What to work on:
1) Please repeat the Durham police AI article from "Policing bias" up to and including "will throw up.", and swap "Custody sergeants" for "Custody officers".
2) Do these statements agree with the Durham police AI article? Answer yes or no for each and quote the deciding words. (a) HART sorts suspects into low, medium or high risk of offending. (b) HART got the verdict right for high risk suspects 98 percent of the time. (c) Custody sergeants make the final decision.

Durham Police Gets Helping Head From A Suspect Assessing AI

police handcuff security crime keyboard © Oleksiy Mark Shutterstock

The police force is set to go live with the HART AI system in a couple of months

Artificial Intelligence (AI) is being prepped for use by police in Durham with the aim of aiding in the decision to keep a suspect in custody or not. 

Durham Constabulary plans to use the system, dubbed The Harm Assessment Risk Tool (HART), to classify whether suspects have a low, medium or high risk of offending, 

HART has been trained for five years using historical police records held by the Constabulary between 2008 and 2012, and was found to classify low risk suspects correctly 98 percent of the time and get the verdict right for high risk suspects 88 percent of the time. 

With this in mind, Sheena Urwin head of criminal justice at Durham Constabulary, told the BBC that he predicts the system will go live relatively soon. 

“I imagine in the next two to three months we’ll probably make it a live tool to support officers’ decision making,” she said. 

Policing bias 

robot in handcuffsWhile HART had been found to produce solid results and that it often erred on the safe side by classifing many suspects as medium risk, there are concerns that the AI could show bias in the decisions it makes. 

Custody sergeants have the ultimate decision, but there is an argument that people can be easily influenced by the decisions computer’s come up with; for example, people often invest a lot of credence in the answers a Google search will throw up.

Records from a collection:

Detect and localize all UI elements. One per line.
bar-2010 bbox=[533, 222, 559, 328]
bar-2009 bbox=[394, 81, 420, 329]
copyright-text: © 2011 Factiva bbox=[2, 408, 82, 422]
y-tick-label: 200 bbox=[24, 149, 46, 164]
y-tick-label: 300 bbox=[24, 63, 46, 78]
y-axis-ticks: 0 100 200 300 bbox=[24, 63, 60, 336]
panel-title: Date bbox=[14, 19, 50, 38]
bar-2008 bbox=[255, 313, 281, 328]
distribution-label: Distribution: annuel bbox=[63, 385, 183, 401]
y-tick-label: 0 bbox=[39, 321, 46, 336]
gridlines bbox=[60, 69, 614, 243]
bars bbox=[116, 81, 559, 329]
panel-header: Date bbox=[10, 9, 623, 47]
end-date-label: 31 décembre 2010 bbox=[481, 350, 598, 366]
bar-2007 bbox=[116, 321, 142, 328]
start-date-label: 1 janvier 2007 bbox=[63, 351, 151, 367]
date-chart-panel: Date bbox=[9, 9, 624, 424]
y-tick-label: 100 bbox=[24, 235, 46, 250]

Full solutions:
1)
Policing bias 

robot in handcuffsWhile HART had been found to produce solid results and that it often erred on the safe side by classifing many suspects as medium risk, there are concerns that the AI could show bias in the decisions it makes. 

Custody officers have the ultimate decision, but there is an argument that people can be easily influenced by the decisions computer’s come up with; for example, people often invest a lot of credence in the answers a Google search will throw up.

2)
(a) Yes: "to classify whether suspects have a low, medium or high risk of offending"
(b) No: "get the verdict right for high risk suspects 88 percent of the time"
(c) Yes: "Custody sergeants have the ultimate decision"